What needs to be done:
Your task is to output the entries below word for word.

== == ==

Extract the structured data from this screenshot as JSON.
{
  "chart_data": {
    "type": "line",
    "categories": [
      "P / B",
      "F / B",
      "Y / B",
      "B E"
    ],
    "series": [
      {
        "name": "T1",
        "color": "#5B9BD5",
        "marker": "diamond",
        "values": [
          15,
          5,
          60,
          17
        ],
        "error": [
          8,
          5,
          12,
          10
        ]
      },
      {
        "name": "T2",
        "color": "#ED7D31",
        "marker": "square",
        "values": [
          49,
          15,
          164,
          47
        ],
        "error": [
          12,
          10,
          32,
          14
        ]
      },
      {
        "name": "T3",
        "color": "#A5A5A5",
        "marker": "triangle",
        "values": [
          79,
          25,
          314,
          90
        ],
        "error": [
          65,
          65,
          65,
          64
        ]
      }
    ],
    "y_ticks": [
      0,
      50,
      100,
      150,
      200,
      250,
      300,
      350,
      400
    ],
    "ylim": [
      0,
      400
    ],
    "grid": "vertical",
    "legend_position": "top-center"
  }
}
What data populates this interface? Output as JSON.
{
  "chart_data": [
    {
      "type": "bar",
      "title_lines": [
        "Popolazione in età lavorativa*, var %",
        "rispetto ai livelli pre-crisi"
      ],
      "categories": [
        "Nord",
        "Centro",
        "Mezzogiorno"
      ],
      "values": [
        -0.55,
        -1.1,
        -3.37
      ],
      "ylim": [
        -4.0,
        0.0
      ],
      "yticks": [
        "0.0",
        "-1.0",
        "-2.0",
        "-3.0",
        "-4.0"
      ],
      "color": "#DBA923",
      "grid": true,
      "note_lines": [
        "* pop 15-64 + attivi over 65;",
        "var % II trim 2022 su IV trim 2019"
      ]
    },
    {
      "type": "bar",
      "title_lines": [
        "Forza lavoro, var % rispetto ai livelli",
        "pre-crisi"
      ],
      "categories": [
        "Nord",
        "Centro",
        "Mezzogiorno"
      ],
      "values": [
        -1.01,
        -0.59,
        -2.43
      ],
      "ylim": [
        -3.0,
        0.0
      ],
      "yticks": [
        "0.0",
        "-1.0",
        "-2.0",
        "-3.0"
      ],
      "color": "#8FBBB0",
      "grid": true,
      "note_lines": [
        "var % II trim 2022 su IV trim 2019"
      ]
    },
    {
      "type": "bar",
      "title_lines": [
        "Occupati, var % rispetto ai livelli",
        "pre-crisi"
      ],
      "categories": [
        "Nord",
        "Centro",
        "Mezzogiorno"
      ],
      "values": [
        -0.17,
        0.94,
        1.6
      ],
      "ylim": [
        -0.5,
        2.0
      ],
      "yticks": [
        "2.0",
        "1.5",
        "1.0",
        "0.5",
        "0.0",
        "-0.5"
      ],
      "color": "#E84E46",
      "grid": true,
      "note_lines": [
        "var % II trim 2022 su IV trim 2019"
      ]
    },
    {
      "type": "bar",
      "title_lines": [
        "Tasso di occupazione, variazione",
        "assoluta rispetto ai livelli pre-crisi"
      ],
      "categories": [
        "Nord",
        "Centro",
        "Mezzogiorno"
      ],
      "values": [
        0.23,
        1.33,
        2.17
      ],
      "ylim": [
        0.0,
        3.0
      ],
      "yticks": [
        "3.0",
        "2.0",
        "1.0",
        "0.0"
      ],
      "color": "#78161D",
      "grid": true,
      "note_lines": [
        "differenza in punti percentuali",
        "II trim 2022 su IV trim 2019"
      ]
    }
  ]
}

== == ==

Finished exercise:
Extract the structured data from this screenshot as JSON.
{
  "chart_data": {
    "type": "line",
    "categories": [
      "P / B",
      "F / B",
      "Y / B",
      "B E"
    ],
    "series": [
      {
        "name": "T1",
        "color": "#5B9BD5",
        "marker": "diamond",
        "values": [
          15,
          5,
          60,
          17
        ],
        "error": [
          8,
          5,
          12,
          10
        ]
      },
      {
        "name": "T2",
        "color": "#ED7D31",
        "marker": "square",
        "values": [
          49,
          15,
          164,
          47
        ],
        "error": [
          12,
          10,
          32,
          14
        ]
      },
      {
        "name": "T3",
        "color": "#A5A5A5",
        "marker": "triangle",
        "values": [
          79,
          25,
          314,
          90
        ],
        "error": [
          65,
          65,
          65,
          64
        ]
      }
    ],
    "y_ticks": [
      0,
      50,
      100,
      150,
      200,
      250,
      300,
      350,
      400
    ],
    "ylim": [
      0,
      400
    ],
    "grid": "vertical",
    "legend_position": "top-center"
  }
}
What data populates this interface? Output as JSON.
{
  "chart_data": [
    {
      "type": "bar",
      "title_lines": [
        "Popolazione in età lavorativa*, var %",
        "rispetto ai livelli pre-crisi"
      ],
      "categories": [
        "Nord",
        "Centro",
        "Mezzogiorno"
      ],
      "values": [
        -0.55,
        -1.1,
        -3.37
      ],
      "ylim": [
        -4.0,
        0.0
      ],
      "yticks": [
        "0.0",
        "-1.0",
        "-2.0",
        "-3.0",
        "-4.0"
      ],
      "color": "#DBA923",
      "grid": true,
      "note_lines": [
        "* pop 15-64 + attivi over 65;",
        "var % II trim 2022 su IV trim 2019"
      ]
    },
    {
      "type": "bar",
      "title_lines": [
        "Forza lavoro, var % rispetto ai livelli",
        "pre-crisi"
      ],
      "categories": [
        "Nord",
        "Centro",
        "Mezzogiorno"
      ],
      "values": [
        -1.01,
        -0.59,
        -2.43
      ],
      "ylim": [
        -3.0,
        0.0
      ],
      "yticks": [
        "0.0",
        "-1.0",
        "-2.0",
        "-3.0"
      ],
      "color": "#8FBBB0",
      "grid": true,
      "note_lines": [
        "var % II trim 2022 su IV trim 2019"
      ]
    },
    {
      "type": "bar",
      "title_lines": [
        "Occupati, var % rispetto ai livelli",
        "pre-crisi"
      ],
      "categories": [
        "Nord",
        "Centro",
        "Mezzogiorno"
      ],
      "values": [
        -0.17,
        0.94,
        1.6
      ],
      "ylim": [
        -0.5,
        2.0
      ],
      "yticks": [
        "2.0",
        "1.5",
        "1.0",
        "0.5",
        "0.0",
        "-0.5"
      ],
      "color": "#E84E46",
      "grid": true,
      "note_lines": [
        "var % II trim 2022 su IV trim 2019"
      ]
    },
    {
      "type": "bar",
      "title_lines": [
        "Tasso di occupazione, variazione",
        "assoluta rispetto ai livelli pre-crisi"
      ],
      "categories": [
        "Nord",
        "Centro",
        "Mezzogiorno"
      ],
      "values": [
        0.23,
        1.33,
        2.17
      ],
      "ylim": [
        0.0,
        3.0
      ],
      "yticks": [
        "3.0",
        "2.0",
        "1.0",
        "0.0"
      ],
      "color": "#78161D",
      "grid": true,
      "note_lines": [
        "differenza in punti percentuali",
        "II trim 2022 su IV trim 2019"
      ]
    }
  ]
}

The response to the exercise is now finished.